● **Requirements**:
Copy the material below word for word, from its first line down to and including the line that contains "x-tick-label: 2022-07-01 [230,396,246,477]".

[Start Material for this task]

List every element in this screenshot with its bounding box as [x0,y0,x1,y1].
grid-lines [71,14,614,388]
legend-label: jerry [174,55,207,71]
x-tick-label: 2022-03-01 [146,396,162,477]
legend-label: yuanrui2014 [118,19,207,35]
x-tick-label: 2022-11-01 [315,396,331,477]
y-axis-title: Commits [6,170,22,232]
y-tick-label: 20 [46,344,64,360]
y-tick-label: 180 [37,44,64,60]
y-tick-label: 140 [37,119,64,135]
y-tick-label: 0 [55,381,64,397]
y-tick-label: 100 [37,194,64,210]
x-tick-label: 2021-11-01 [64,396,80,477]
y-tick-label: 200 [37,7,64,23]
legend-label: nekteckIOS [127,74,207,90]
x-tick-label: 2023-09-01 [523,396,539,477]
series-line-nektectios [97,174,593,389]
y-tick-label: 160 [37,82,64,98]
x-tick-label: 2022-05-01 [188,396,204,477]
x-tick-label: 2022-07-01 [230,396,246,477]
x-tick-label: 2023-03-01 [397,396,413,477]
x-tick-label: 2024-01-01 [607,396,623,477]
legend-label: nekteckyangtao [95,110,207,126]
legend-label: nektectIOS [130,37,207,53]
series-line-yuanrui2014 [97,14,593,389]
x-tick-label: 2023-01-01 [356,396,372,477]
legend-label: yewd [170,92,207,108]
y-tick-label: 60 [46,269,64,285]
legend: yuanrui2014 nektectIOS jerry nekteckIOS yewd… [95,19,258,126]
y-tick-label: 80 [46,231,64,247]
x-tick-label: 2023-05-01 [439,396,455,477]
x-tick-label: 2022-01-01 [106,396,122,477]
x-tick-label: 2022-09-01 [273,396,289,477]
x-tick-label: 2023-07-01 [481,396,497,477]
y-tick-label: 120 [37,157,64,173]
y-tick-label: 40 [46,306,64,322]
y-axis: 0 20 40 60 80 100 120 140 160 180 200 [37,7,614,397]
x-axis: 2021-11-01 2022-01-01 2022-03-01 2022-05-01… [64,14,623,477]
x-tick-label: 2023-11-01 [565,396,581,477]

[End Material for this task]

● **Correct response**:
List every element in this screenshot with its bounding box as [x0,y0,x1,y1].
grid-lines [71,14,614,388]
legend-label: jerry [174,55,207,71]
x-tick-label: 2022-03-01 [146,396,162,477]
legend-label: yuanrui2014 [118,19,207,35]
x-tick-label: 2022-11-01 [315,396,331,477]
y-axis-title: Commits [6,170,22,232]
y-tick-label: 20 [46,344,64,360]
y-tick-label: 180 [37,44,64,60]
y-tick-label: 140 [37,119,64,135]
y-tick-label: 0 [55,381,64,397]
y-tick-label: 100 [37,194,64,210]
x-tick-label: 2021-11-01 [64,396,80,477]
y-tick-label: 200 [37,7,64,23]
legend-label: nekteckIOS [127,74,207,90]
x-tick-label: 2023-09-01 [523,396,539,477]
series-line-nektectios [97,174,593,389]
y-tick-label: 160 [37,82,64,98]
x-tick-label: 2022-05-01 [188,396,204,477]
x-tick-label: 2022-07-01 [230,396,246,477]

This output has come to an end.